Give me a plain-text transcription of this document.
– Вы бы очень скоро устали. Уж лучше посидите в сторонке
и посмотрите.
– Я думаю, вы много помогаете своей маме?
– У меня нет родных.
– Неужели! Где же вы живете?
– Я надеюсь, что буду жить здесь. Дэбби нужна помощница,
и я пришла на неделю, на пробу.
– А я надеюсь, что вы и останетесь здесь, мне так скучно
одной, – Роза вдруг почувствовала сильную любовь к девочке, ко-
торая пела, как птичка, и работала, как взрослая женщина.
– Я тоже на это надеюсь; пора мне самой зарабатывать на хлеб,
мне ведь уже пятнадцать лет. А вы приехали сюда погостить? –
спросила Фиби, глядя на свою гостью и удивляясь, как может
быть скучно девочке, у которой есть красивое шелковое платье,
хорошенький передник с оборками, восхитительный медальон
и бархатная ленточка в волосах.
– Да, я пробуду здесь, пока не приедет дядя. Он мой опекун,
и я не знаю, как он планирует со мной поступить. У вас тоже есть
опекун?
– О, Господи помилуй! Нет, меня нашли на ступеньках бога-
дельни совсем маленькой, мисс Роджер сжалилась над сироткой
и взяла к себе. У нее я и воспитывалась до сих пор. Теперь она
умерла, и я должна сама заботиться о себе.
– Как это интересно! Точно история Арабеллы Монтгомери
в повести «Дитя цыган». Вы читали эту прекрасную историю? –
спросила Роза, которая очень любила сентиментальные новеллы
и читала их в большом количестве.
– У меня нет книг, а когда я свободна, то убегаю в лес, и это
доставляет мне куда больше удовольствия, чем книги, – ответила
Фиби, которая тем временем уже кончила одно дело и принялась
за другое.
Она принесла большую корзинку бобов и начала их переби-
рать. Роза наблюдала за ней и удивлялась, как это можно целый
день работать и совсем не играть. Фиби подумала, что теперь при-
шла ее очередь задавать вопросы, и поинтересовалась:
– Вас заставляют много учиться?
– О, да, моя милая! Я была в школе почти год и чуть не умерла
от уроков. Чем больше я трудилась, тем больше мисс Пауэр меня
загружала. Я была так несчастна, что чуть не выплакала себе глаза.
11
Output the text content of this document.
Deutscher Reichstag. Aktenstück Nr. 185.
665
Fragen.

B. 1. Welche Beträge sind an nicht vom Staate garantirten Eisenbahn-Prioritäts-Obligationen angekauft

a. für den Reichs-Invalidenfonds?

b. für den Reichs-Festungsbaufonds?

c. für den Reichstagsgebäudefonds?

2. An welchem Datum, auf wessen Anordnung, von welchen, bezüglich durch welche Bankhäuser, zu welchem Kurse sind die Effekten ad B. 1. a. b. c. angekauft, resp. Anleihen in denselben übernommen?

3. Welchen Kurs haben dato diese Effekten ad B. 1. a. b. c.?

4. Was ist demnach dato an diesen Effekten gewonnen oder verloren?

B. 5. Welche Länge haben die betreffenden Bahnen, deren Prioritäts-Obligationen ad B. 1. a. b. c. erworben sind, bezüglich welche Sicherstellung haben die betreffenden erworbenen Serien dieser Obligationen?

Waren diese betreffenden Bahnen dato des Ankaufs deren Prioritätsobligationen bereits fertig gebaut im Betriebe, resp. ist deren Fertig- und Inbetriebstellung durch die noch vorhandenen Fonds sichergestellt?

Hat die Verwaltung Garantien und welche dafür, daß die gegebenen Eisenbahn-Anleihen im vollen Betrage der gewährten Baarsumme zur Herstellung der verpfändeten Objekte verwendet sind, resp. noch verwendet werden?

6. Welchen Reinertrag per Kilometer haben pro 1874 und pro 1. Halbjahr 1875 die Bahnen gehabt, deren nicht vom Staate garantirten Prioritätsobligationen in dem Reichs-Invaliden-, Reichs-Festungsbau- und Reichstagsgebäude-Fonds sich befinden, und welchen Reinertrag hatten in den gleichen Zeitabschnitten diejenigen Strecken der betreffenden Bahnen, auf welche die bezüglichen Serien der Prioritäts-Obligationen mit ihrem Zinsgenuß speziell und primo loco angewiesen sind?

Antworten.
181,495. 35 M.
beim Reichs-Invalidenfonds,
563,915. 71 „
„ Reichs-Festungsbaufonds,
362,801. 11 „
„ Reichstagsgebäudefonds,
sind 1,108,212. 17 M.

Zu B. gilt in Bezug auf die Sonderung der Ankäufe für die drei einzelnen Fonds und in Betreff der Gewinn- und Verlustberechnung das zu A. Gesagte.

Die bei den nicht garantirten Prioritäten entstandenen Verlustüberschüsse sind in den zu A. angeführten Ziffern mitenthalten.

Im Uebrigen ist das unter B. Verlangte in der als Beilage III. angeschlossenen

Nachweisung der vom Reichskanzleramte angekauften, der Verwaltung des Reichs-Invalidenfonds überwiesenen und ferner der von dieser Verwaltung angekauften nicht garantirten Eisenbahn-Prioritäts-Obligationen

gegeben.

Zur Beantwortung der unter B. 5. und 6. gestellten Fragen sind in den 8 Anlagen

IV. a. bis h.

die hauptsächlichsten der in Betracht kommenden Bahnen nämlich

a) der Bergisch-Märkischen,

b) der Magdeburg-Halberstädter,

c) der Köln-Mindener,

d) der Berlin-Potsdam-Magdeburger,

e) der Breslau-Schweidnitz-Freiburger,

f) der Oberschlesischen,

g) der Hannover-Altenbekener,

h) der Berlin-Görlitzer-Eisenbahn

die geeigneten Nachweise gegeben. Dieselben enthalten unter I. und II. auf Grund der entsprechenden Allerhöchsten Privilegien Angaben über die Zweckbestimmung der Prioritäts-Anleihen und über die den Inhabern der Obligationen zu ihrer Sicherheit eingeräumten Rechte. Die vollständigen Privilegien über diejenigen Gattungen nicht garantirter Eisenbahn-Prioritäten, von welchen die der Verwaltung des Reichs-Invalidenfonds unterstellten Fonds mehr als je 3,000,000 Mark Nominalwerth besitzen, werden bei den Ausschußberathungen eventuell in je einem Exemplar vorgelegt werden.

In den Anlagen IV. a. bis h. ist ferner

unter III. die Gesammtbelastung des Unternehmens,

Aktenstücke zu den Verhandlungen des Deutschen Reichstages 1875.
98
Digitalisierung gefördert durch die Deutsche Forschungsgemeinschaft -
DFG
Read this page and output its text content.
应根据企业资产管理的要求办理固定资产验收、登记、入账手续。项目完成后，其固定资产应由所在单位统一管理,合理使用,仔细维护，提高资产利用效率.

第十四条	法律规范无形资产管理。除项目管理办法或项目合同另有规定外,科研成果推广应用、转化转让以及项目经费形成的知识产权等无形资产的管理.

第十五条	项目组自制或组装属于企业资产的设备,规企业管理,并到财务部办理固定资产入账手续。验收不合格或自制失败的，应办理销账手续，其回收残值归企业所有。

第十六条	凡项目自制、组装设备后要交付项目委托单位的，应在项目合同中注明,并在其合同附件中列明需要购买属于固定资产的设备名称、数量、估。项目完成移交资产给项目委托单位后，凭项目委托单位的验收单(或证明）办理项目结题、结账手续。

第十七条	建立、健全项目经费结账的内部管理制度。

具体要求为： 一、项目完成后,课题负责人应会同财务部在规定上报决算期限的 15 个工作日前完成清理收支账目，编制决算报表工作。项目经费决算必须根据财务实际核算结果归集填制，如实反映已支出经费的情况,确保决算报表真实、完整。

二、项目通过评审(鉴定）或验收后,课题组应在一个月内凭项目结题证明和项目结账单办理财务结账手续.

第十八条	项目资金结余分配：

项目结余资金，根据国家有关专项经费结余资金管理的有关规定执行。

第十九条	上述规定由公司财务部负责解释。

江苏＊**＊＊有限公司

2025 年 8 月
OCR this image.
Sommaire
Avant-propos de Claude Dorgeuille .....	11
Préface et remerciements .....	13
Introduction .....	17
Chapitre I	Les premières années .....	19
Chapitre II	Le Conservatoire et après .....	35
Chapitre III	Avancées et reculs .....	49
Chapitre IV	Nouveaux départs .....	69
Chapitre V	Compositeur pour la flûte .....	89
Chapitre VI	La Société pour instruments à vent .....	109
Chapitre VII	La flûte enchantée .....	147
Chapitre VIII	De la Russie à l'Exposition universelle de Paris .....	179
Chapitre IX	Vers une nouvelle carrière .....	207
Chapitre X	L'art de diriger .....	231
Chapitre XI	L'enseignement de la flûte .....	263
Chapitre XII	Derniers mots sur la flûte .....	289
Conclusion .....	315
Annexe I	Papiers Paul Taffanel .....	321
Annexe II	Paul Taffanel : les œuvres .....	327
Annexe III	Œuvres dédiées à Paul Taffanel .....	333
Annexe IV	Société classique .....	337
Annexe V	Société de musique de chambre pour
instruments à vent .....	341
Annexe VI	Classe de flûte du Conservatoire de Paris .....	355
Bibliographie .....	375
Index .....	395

- - - - - - -

### [AIM]
Which lines contain the word "есть"? Copy each one.

### [EXERCISE SOLUTION]
быть скучно девочке, у которой есть красивое шелковое платье,
и я не знаю, как он планирует со мной поступить. У вас тоже есть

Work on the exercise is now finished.